# Your task
Which lines in the material below contain the word "JSON"? Copy each of them.

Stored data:
= = = = =

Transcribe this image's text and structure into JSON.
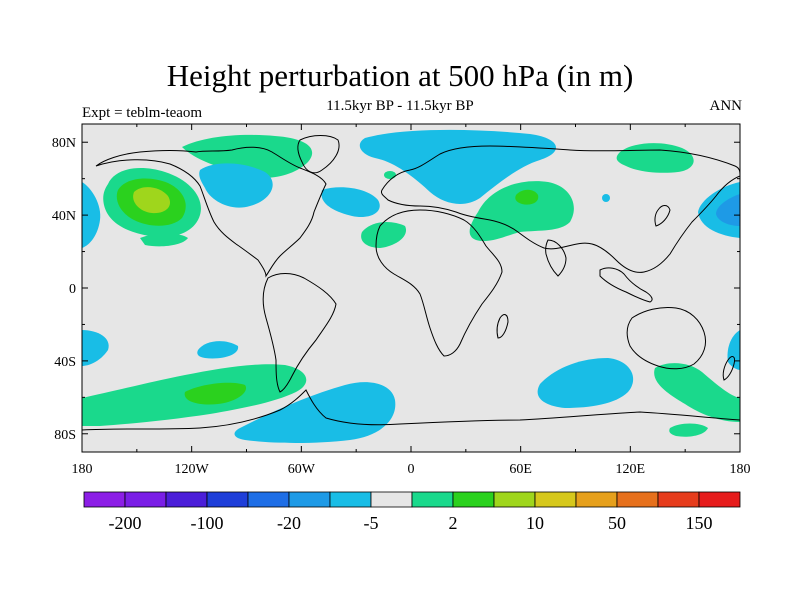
{
  "title": "Height perturbation at 500 hPa (in m)",
  "subtitle": "11.5kyr BP - 11.5kyr BP",
  "left_label": "Expt = teblm-teaom",
  "right_label": "ANN",
  "colors": {
    "background_gray": "#e6e6e6",
    "light_blue": "#19bde6",
    "light_green": "#1ad98c",
    "green": "#2bd11e",
    "yellow_green": "#9fd61c",
    "coast": "#000000"
  },
  "map": {
    "projection": "cylindrical-equidistant",
    "lon_range": [
      -180,
      180
    ],
    "lat_range": [
      -90,
      90
    ],
    "lat_ticks": [
      {
        "value": 80,
        "label": "80N"
      },
      {
        "value": 40,
        "label": "40N"
      },
      {
        "value": 0,
        "label": "0"
      },
      {
        "value": -40,
        "label": "40S"
      },
      {
        "value": -80,
        "label": "80S"
      }
    ],
    "lon_ticks": [
      {
        "value": -180,
        "label": "180"
      },
      {
        "value": -120,
        "label": "120W"
      },
      {
        "value": -60,
        "label": "60W"
      },
      {
        "value": 0,
        "label": "0"
      },
      {
        "value": 60,
        "label": "60E"
      },
      {
        "value": 120,
        "label": "120E"
      },
      {
        "value": 180,
        "label": "180"
      }
    ]
  },
  "colorbar": {
    "colors": [
      "#8c1ee6",
      "#7a1ee6",
      "#4b1ed9",
      "#1e3ed9",
      "#1e6ee6",
      "#1e9ae6",
      "#19bde6",
      "#e6e6e6",
      "#1ad98c",
      "#2bd11e",
      "#9fd61c",
      "#d6c81c",
      "#e6a01c",
      "#e6701c",
      "#e63c1c",
      "#e61c1c"
    ],
    "labels": [
      {
        "after_box": 2,
        "text": "-200"
      },
      {
        "after_box": 4,
        "text": "-100"
      },
      {
        "after_box": 6,
        "text": "-20"
      },
      {
        "after_box": 8,
        "text": "-5"
      },
      {
        "after_box": 10,
        "text": "2"
      },
      {
        "after_box": 12,
        "text": "10"
      },
      {
        "after_box": 14,
        "text": "50"
      },
      {
        "after_box": 16,
        "text": "150"
      }
    ]
  }
}
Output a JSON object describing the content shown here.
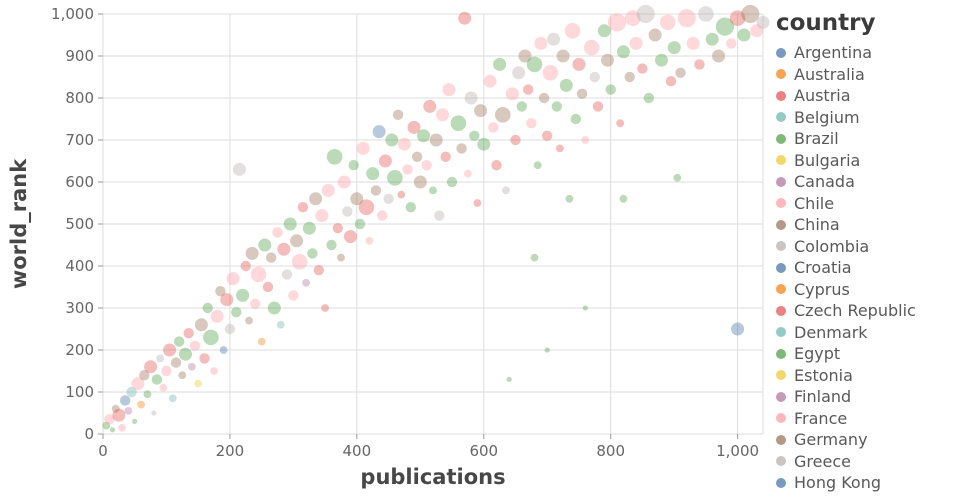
{
  "chart_data": {
    "type": "scatter",
    "title": "",
    "xlabel": "publications",
    "ylabel": "world_rank",
    "xlim": [
      0,
      1040
    ],
    "ylim": [
      0,
      1000
    ],
    "grid": true,
    "point_opacity": 0.4,
    "x_ticks": [
      {
        "v": 0,
        "label": "0"
      },
      {
        "v": 200,
        "label": "200"
      },
      {
        "v": 400,
        "label": "400"
      },
      {
        "v": 600,
        "label": "600"
      },
      {
        "v": 800,
        "label": "800"
      },
      {
        "v": 1000,
        "label": "1,000"
      }
    ],
    "y_ticks": [
      {
        "v": 0,
        "label": "0"
      },
      {
        "v": 100,
        "label": "100"
      },
      {
        "v": 200,
        "label": "200"
      },
      {
        "v": 300,
        "label": "300"
      },
      {
        "v": 400,
        "label": "400"
      },
      {
        "v": 500,
        "label": "500"
      },
      {
        "v": 600,
        "label": "600"
      },
      {
        "v": 700,
        "label": "700"
      },
      {
        "v": 800,
        "label": "800"
      },
      {
        "v": 900,
        "label": "900"
      },
      {
        "v": 1000,
        "label": "1,000"
      }
    ],
    "legend": {
      "title": "country",
      "position": "right",
      "items": [
        "Argentina",
        "Australia",
        "Austria",
        "Belgium",
        "Brazil",
        "Bulgaria",
        "Canada",
        "Chile",
        "China",
        "Colombia",
        "Croatia",
        "Cyprus",
        "Czech Republic",
        "Denmark",
        "Egypt",
        "Estonia",
        "Finland",
        "France",
        "Germany",
        "Greece",
        "Hong Kong"
      ]
    },
    "palette": [
      "#4c78a8",
      "#f58518",
      "#e45756",
      "#72b7b2",
      "#54a24b",
      "#eeca3b",
      "#b279a2",
      "#ff9da6",
      "#9d755d",
      "#bab0ac"
    ],
    "points_format": [
      "publications",
      "world_rank",
      "radius",
      "country_index"
    ],
    "points": [
      [
        5,
        20,
        3,
        4
      ],
      [
        10,
        35,
        4,
        17
      ],
      [
        15,
        10,
        2,
        14
      ],
      [
        20,
        60,
        3,
        8
      ],
      [
        25,
        45,
        5,
        2
      ],
      [
        30,
        15,
        3,
        7
      ],
      [
        35,
        80,
        4,
        0
      ],
      [
        40,
        55,
        3,
        16
      ],
      [
        45,
        100,
        4,
        3
      ],
      [
        50,
        30,
        2,
        4
      ],
      [
        55,
        120,
        5,
        17
      ],
      [
        60,
        70,
        3,
        1
      ],
      [
        65,
        140,
        4,
        8
      ],
      [
        70,
        95,
        3,
        14
      ],
      [
        75,
        160,
        5,
        2
      ],
      [
        80,
        50,
        2,
        19
      ],
      [
        85,
        130,
        4,
        4
      ],
      [
        90,
        180,
        3,
        9
      ],
      [
        95,
        110,
        3,
        7
      ],
      [
        100,
        150,
        4,
        17
      ],
      [
        105,
        200,
        5,
        2
      ],
      [
        110,
        85,
        3,
        13
      ],
      [
        115,
        170,
        4,
        8
      ],
      [
        120,
        220,
        4,
        4
      ],
      [
        125,
        140,
        3,
        18
      ],
      [
        130,
        190,
        5,
        14
      ],
      [
        135,
        240,
        4,
        2
      ],
      [
        140,
        160,
        3,
        6
      ],
      [
        145,
        210,
        4,
        17
      ],
      [
        150,
        120,
        3,
        5
      ],
      [
        155,
        260,
        5,
        8
      ],
      [
        160,
        180,
        4,
        2
      ],
      [
        165,
        300,
        4,
        14
      ],
      [
        170,
        230,
        6,
        4
      ],
      [
        175,
        150,
        3,
        17
      ],
      [
        180,
        280,
        5,
        7
      ],
      [
        185,
        340,
        4,
        8
      ],
      [
        190,
        200,
        3,
        0
      ],
      [
        195,
        320,
        5,
        2
      ],
      [
        200,
        250,
        4,
        9
      ],
      [
        205,
        370,
        5,
        17
      ],
      [
        210,
        290,
        4,
        14
      ],
      [
        215,
        630,
        5,
        9
      ],
      [
        220,
        330,
        5,
        4
      ],
      [
        225,
        400,
        4,
        2
      ],
      [
        230,
        270,
        3,
        8
      ],
      [
        235,
        430,
        5,
        18
      ],
      [
        240,
        310,
        4,
        7
      ],
      [
        245,
        380,
        6,
        17
      ],
      [
        250,
        220,
        3,
        1
      ],
      [
        255,
        450,
        5,
        14
      ],
      [
        260,
        350,
        4,
        2
      ],
      [
        265,
        420,
        4,
        8
      ],
      [
        270,
        300,
        5,
        4
      ],
      [
        275,
        480,
        4,
        17
      ],
      [
        280,
        260,
        3,
        3
      ],
      [
        285,
        440,
        5,
        2
      ],
      [
        290,
        380,
        4,
        9
      ],
      [
        295,
        500,
        5,
        14
      ],
      [
        300,
        330,
        4,
        7
      ],
      [
        305,
        460,
        5,
        8
      ],
      [
        310,
        410,
        6,
        17
      ],
      [
        315,
        540,
        4,
        2
      ],
      [
        320,
        360,
        3,
        16
      ],
      [
        325,
        490,
        5,
        4
      ],
      [
        330,
        430,
        4,
        14
      ],
      [
        335,
        560,
        5,
        8
      ],
      [
        340,
        390,
        4,
        2
      ],
      [
        345,
        520,
        5,
        17
      ],
      [
        350,
        300,
        3,
        12
      ],
      [
        355,
        580,
        5,
        7
      ],
      [
        360,
        450,
        4,
        14
      ],
      [
        365,
        660,
        6,
        4
      ],
      [
        370,
        490,
        4,
        2
      ],
      [
        375,
        420,
        3,
        8
      ],
      [
        380,
        600,
        5,
        17
      ],
      [
        385,
        530,
        4,
        9
      ],
      [
        390,
        470,
        5,
        2
      ],
      [
        395,
        640,
        4,
        14
      ],
      [
        400,
        560,
        5,
        8
      ],
      [
        405,
        500,
        4,
        4
      ],
      [
        410,
        680,
        5,
        17
      ],
      [
        415,
        540,
        6,
        2
      ],
      [
        420,
        460,
        3,
        7
      ],
      [
        425,
        620,
        5,
        14
      ],
      [
        430,
        580,
        4,
        8
      ],
      [
        435,
        720,
        5,
        0
      ],
      [
        440,
        520,
        4,
        17
      ],
      [
        445,
        650,
        5,
        2
      ],
      [
        450,
        560,
        4,
        9
      ],
      [
        455,
        700,
        5,
        14
      ],
      [
        460,
        610,
        6,
        4
      ],
      [
        465,
        760,
        4,
        8
      ],
      [
        470,
        570,
        3,
        2
      ],
      [
        475,
        690,
        5,
        17
      ],
      [
        480,
        630,
        4,
        7
      ],
      [
        485,
        540,
        4,
        14
      ],
      [
        490,
        730,
        5,
        2
      ],
      [
        495,
        660,
        4,
        8
      ],
      [
        500,
        600,
        5,
        18
      ],
      [
        505,
        710,
        5,
        4
      ],
      [
        510,
        640,
        4,
        17
      ],
      [
        515,
        780,
        5,
        2
      ],
      [
        520,
        580,
        3,
        14
      ],
      [
        525,
        700,
        5,
        8
      ],
      [
        530,
        520,
        4,
        9
      ],
      [
        535,
        760,
        5,
        7
      ],
      [
        540,
        660,
        4,
        2
      ],
      [
        545,
        820,
        5,
        17
      ],
      [
        550,
        600,
        4,
        14
      ],
      [
        560,
        740,
        6,
        4
      ],
      [
        565,
        680,
        4,
        8
      ],
      [
        570,
        990,
        5,
        2
      ],
      [
        575,
        620,
        3,
        17
      ],
      [
        580,
        800,
        5,
        9
      ],
      [
        585,
        710,
        4,
        14
      ],
      [
        590,
        550,
        3,
        2
      ],
      [
        595,
        770,
        5,
        8
      ],
      [
        600,
        690,
        5,
        4
      ],
      [
        610,
        840,
        5,
        17
      ],
      [
        615,
        730,
        4,
        7
      ],
      [
        620,
        640,
        4,
        2
      ],
      [
        625,
        880,
        5,
        14
      ],
      [
        630,
        760,
        6,
        8
      ],
      [
        635,
        580,
        3,
        19
      ],
      [
        640,
        130,
        2,
        4
      ],
      [
        645,
        810,
        5,
        17
      ],
      [
        650,
        700,
        4,
        2
      ],
      [
        655,
        860,
        5,
        9
      ],
      [
        660,
        780,
        4,
        14
      ],
      [
        665,
        900,
        5,
        8
      ],
      [
        670,
        820,
        4,
        2
      ],
      [
        675,
        740,
        4,
        17
      ],
      [
        680,
        880,
        6,
        14
      ],
      [
        685,
        640,
        3,
        4
      ],
      [
        690,
        930,
        5,
        7
      ],
      [
        695,
        800,
        4,
        8
      ],
      [
        700,
        710,
        4,
        2
      ],
      [
        705,
        860,
        6,
        17
      ],
      [
        710,
        940,
        5,
        9
      ],
      [
        715,
        780,
        4,
        14
      ],
      [
        720,
        680,
        3,
        2
      ],
      [
        725,
        900,
        5,
        8
      ],
      [
        730,
        830,
        5,
        4
      ],
      [
        740,
        960,
        6,
        17
      ],
      [
        745,
        750,
        4,
        14
      ],
      [
        750,
        880,
        5,
        2
      ],
      [
        755,
        810,
        4,
        8
      ],
      [
        760,
        700,
        3,
        7
      ],
      [
        770,
        920,
        6,
        17
      ],
      [
        775,
        850,
        4,
        9
      ],
      [
        780,
        780,
        4,
        2
      ],
      [
        790,
        960,
        5,
        14
      ],
      [
        795,
        890,
        5,
        8
      ],
      [
        800,
        820,
        4,
        4
      ],
      [
        810,
        980,
        7,
        17
      ],
      [
        815,
        740,
        3,
        2
      ],
      [
        820,
        910,
        5,
        14
      ],
      [
        830,
        850,
        4,
        8
      ],
      [
        835,
        990,
        6,
        7
      ],
      [
        840,
        930,
        5,
        17
      ],
      [
        850,
        870,
        4,
        2
      ],
      [
        855,
        1000,
        7,
        9
      ],
      [
        860,
        800,
        4,
        14
      ],
      [
        870,
        950,
        5,
        8
      ],
      [
        880,
        890,
        5,
        4
      ],
      [
        890,
        980,
        6,
        17
      ],
      [
        895,
        840,
        4,
        2
      ],
      [
        900,
        920,
        5,
        14
      ],
      [
        910,
        860,
        4,
        8
      ],
      [
        920,
        990,
        7,
        7
      ],
      [
        930,
        930,
        5,
        17
      ],
      [
        940,
        880,
        4,
        2
      ],
      [
        950,
        1000,
        6,
        9
      ],
      [
        960,
        940,
        5,
        14
      ],
      [
        970,
        900,
        5,
        8
      ],
      [
        980,
        970,
        7,
        4
      ],
      [
        990,
        930,
        4,
        17
      ],
      [
        1000,
        250,
        5,
        0
      ],
      [
        1000,
        990,
        6,
        2
      ],
      [
        1010,
        950,
        5,
        14
      ],
      [
        1020,
        1000,
        7,
        8
      ],
      [
        1030,
        960,
        5,
        17
      ],
      [
        1040,
        980,
        5,
        9
      ],
      [
        735,
        560,
        3,
        4
      ],
      [
        820,
        560,
        3,
        4
      ],
      [
        760,
        300,
        2,
        4
      ],
      [
        700,
        200,
        2,
        4
      ],
      [
        680,
        420,
        3,
        14
      ],
      [
        905,
        610,
        3,
        4
      ]
    ]
  }
}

= = = = =

# Exercise result
Transcribe this image's text and structure into JSON.
Output a JSON object describing the content shown here.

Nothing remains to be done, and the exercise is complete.